Set exercise:
Exclude all pictures, then copy each of the records exactly as written.

Data records:
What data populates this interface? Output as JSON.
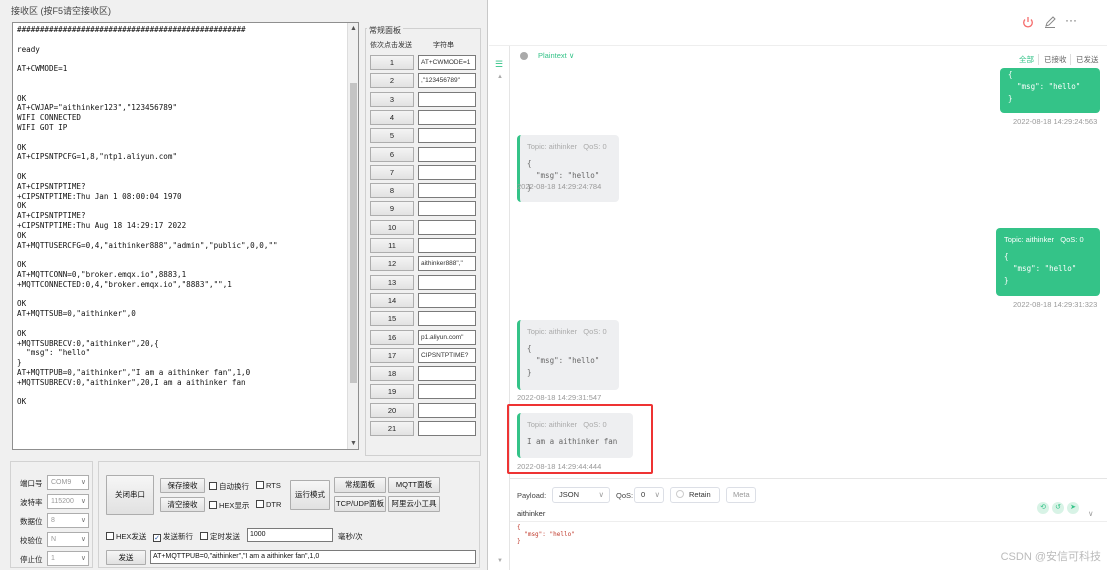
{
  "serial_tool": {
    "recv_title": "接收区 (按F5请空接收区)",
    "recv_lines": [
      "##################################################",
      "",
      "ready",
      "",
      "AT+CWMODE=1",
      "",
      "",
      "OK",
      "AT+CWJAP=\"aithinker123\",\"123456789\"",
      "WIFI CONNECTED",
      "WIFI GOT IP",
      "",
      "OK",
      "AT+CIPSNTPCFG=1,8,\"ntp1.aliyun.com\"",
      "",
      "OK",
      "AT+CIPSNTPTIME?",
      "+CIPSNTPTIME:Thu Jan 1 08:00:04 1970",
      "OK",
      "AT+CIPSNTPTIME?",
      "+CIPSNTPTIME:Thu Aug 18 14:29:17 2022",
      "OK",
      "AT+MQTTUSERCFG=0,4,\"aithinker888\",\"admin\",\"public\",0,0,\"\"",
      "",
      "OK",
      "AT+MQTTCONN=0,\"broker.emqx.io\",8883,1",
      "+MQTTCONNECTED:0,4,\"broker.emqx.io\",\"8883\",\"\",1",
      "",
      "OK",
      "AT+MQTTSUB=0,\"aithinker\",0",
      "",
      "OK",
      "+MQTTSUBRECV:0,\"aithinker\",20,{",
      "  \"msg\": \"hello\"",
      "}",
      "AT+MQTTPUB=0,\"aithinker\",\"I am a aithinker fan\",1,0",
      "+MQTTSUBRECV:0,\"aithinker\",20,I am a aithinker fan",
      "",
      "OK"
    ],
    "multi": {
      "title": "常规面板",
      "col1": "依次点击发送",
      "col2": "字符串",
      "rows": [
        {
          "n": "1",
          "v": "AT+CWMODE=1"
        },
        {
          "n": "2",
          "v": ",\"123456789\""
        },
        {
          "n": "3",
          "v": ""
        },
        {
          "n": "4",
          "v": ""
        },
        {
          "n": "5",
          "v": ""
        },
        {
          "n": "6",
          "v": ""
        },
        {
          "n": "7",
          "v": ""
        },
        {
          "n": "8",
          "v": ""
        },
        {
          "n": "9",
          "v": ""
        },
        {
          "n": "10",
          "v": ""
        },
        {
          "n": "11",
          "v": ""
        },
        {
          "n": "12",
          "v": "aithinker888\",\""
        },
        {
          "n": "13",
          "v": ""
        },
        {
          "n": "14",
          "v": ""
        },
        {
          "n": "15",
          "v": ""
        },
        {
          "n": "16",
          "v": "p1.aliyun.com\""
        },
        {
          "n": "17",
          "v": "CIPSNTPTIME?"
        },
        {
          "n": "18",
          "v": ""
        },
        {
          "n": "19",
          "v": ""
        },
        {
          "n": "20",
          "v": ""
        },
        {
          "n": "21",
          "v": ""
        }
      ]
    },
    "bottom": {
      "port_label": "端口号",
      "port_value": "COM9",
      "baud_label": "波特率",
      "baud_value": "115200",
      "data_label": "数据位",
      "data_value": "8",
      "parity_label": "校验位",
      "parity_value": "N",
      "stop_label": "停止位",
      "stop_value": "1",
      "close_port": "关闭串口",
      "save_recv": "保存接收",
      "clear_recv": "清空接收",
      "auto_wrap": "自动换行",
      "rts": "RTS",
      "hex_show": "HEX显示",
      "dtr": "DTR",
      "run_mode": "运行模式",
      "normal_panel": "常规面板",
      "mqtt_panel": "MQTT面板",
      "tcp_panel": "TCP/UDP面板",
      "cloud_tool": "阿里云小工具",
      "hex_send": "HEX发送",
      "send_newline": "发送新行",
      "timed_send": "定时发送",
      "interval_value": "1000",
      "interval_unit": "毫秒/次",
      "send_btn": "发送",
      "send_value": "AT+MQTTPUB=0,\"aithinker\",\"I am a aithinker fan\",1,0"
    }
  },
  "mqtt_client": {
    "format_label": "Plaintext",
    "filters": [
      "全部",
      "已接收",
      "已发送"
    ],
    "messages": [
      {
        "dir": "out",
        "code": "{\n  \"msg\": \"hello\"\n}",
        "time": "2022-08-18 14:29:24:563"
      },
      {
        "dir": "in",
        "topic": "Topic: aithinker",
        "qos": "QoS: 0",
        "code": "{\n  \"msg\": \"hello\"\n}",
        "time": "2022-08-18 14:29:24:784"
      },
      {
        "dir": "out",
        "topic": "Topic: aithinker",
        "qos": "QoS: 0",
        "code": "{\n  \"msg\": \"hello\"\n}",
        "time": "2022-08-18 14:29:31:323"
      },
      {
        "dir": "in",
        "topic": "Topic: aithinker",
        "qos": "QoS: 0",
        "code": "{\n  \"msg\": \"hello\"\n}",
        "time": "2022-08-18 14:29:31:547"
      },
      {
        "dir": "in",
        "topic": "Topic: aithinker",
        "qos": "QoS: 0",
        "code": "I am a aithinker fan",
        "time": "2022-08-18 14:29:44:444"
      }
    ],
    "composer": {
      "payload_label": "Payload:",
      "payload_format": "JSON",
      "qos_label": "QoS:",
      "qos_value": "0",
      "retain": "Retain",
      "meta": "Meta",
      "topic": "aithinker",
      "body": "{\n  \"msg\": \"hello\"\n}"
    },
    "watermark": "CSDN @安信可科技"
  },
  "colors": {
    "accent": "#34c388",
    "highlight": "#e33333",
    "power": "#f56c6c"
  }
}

Solution for this problem:
What data populates this interface? Output as JSON.
{
  "serial_tool": {
    "recv_title": "接收区 (按F5请空接收区)",
    "recv_lines": [
      "##################################################",
      "",
      "ready",
      "",
      "AT+CWMODE=1",
      "",
      "",
      "OK",
      "AT+CWJAP=\"aithinker123\",\"123456789\"",
      "WIFI CONNECTED",
      "WIFI GOT IP",
      "",
      "OK",
      "AT+CIPSNTPCFG=1,8,\"ntp1.aliyun.com\"",
      "",
      "OK",
      "AT+CIPSNTPTIME?",
      "+CIPSNTPTIME:Thu Jan 1 08:00:04 1970",
      "OK",
      "AT+CIPSNTPTIME?",
      "+CIPSNTPTIME:Thu Aug 18 14:29:17 2022",
      "OK",
      "AT+MQTTUSERCFG=0,4,\"aithinker888\",\"admin\",\"public\",0,0,\"\"",
      "",
      "OK",
      "AT+MQTTCONN=0,\"broker.emqx.io\",8883,1",
      "+MQTTCONNECTED:0,4,\"broker.emqx.io\",\"8883\",\"\",1",
      "",
      "OK",
      "AT+MQTTSUB=0,\"aithinker\",0",
      "",
      "OK",
      "+MQTTSUBRECV:0,\"aithinker\",20,{",
      "  \"msg\": \"hello\"",
      "}",
      "AT+MQTTPUB=0,\"aithinker\",\"I am a aithinker fan\",1,0",
      "+MQTTSUBRECV:0,\"aithinker\",20,I am a aithinker fan",
      "",
      "OK"
    ],
    "multi": {
      "title": "常规面板",
      "col1": "依次点击发送",
      "col2": "字符串",
      "rows": [
        {
          "n": "1",
          "v": "AT+CWMODE=1"
        },
        {
          "n": "2",
          "v": ",\"123456789\""
        },
        {
          "n": "3",
          "v": ""
        },
        {
          "n": "4",
          "v": ""
        },
        {
          "n": "5",
          "v": ""
        },
        {
          "n": "6",
          "v": ""
        },
        {
          "n": "7",
          "v": ""
        },
        {
          "n": "8",
          "v": ""
        },
        {
          "n": "9",
          "v": ""
        },
        {
          "n": "10",
          "v": ""
        },
        {
          "n": "11",
          "v": ""
        },
        {
          "n": "12",
          "v": "aithinker888\",\""
        },
        {
          "n": "13",
          "v": ""
        },
        {
          "n": "14",
          "v": ""
        },
        {
          "n": "15",
          "v": ""
        },
        {
          "n": "16",
          "v": "p1.aliyun.com\""
        },
        {
          "n": "17",
          "v": "CIPSNTPTIME?"
        },
        {
          "n": "18",
          "v": ""
        },
        {
          "n": "19",
          "v": ""
        },
        {
          "n": "20",
          "v": ""
        },
        {
          "n": "21",
          "v": ""
        }
      ]
    },
    "bottom": {
      "port_label": "端口号",
      "port_value": "COM9",
      "baud_label": "波特率",
      "baud_value": "115200",
      "data_label": "数据位",
      "data_value": "8",
      "parity_label": "校验位",
      "parity_value": "N",
      "stop_label": "停止位",
      "stop_value": "1",
      "close_port": "关闭串口",
      "save_recv": "保存接收",
      "clear_recv": "清空接收",
      "auto_wrap": "自动换行",
      "rts": "RTS",
      "hex_show": "HEX显示",
      "dtr": "DTR",
      "run_mode": "运行模式",
      "normal_panel": "常规面板",
      "mqtt_panel": "MQTT面板",
      "tcp_panel": "TCP/UDP面板",
      "cloud_tool": "阿里云小工具",
      "hex_send": "HEX发送",
      "send_newline": "发送新行",
      "timed_send": "定时发送",
      "interval_value": "1000",
      "interval_unit": "毫秒/次",
      "send_btn": "发送",
      "send_value": "AT+MQTTPUB=0,\"aithinker\",\"I am a aithinker fan\",1,0"
    }
  },
  "mqtt_client": {
    "format_label": "Plaintext",
    "filters": [
      "全部",
      "已接收",
      "已发送"
    ],
    "messages": [
      {
        "dir": "out",
        "code": "{\n  \"msg\": \"hello\"\n}",
        "time": "2022-08-18 14:29:24:563"
      },
      {
        "dir": "in",
        "topic": "Topic: aithinker",
        "qos": "QoS: 0",
        "code": "{\n  \"msg\": \"hello\"\n}",
        "time": "2022-08-18 14:29:24:784"
      },
      {
        "dir": "out",
        "topic": "Topic: aithinker",
        "qos": "QoS: 0",
        "code": "{\n  \"msg\": \"hello\"\n}",
        "time": "2022-08-18 14:29:31:323"
      },
      {
        "dir": "in",
        "topic": "Topic: aithinker",
        "qos": "QoS: 0",
        "code": "{\n  \"msg\": \"hello\"\n}",
        "time": "2022-08-18 14:29:31:547"
      },
      {
        "dir": "in",
        "topic": "Topic: aithinker",
        "qos": "QoS: 0",
        "code": "I am a aithinker fan",
        "time": "2022-08-18 14:29:44:444"
      }
    ],
    "composer": {
      "payload_label": "Payload:",
      "payload_format": "JSON",
      "qos_label": "QoS:",
      "qos_value": "0",
      "retain": "Retain",
      "meta": "Meta",
      "topic": "aithinker",
      "body": "{\n  \"msg\": \"hello\"\n}"
    },
    "watermark": "CSDN @安信可科技"
  },
  "colors": {
    "accent": "#34c388",
    "highlight": "#e33333",
    "power": "#f56c6c"
  }
}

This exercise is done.